- _Goal of the exercise_
From the entries below, copy every line holding the word "title".

- _Given records_
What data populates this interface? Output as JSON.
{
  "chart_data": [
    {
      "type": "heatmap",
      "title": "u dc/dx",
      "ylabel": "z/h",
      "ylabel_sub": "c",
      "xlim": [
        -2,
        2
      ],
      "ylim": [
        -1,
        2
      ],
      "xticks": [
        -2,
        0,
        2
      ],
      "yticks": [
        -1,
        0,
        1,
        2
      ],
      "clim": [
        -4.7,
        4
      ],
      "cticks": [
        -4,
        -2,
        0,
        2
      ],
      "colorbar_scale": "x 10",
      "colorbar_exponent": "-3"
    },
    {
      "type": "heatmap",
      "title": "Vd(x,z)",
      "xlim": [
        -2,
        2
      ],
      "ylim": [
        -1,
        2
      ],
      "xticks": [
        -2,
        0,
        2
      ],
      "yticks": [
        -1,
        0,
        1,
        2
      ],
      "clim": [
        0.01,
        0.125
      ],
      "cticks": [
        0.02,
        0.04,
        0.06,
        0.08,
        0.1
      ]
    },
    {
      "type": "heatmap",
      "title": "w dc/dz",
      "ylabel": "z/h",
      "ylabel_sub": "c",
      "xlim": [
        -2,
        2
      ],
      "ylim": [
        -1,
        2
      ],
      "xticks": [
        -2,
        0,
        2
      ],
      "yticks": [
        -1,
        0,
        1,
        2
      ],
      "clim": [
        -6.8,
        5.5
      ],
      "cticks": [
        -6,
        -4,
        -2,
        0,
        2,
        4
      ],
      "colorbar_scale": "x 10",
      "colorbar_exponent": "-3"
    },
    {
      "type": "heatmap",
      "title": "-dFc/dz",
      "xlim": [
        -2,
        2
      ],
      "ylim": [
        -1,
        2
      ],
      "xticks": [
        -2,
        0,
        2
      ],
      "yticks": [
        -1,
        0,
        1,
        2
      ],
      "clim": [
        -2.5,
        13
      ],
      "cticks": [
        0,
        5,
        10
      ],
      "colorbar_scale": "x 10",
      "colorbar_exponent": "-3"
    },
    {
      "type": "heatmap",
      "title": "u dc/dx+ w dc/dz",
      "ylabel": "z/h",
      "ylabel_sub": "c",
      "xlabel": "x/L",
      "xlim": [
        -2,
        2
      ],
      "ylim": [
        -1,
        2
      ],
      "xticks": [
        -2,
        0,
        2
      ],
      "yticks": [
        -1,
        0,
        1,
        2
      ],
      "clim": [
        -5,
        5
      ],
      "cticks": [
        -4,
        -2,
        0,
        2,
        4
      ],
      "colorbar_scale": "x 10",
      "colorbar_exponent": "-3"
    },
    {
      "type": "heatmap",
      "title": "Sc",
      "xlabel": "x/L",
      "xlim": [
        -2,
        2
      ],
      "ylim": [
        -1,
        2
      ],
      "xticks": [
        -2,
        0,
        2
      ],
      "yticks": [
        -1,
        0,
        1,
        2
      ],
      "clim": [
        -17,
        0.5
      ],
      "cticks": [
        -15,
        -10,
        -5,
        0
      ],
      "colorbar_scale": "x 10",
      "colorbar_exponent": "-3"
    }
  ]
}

- _Complete answer_
      "title": "u dc/dx",
      "title": "Vd(x,z)",
      "title": "w dc/dz",
      "title": "-dFc/dz",
      "title": "u dc/dx+ w dc/dz",
      "title": "Sc",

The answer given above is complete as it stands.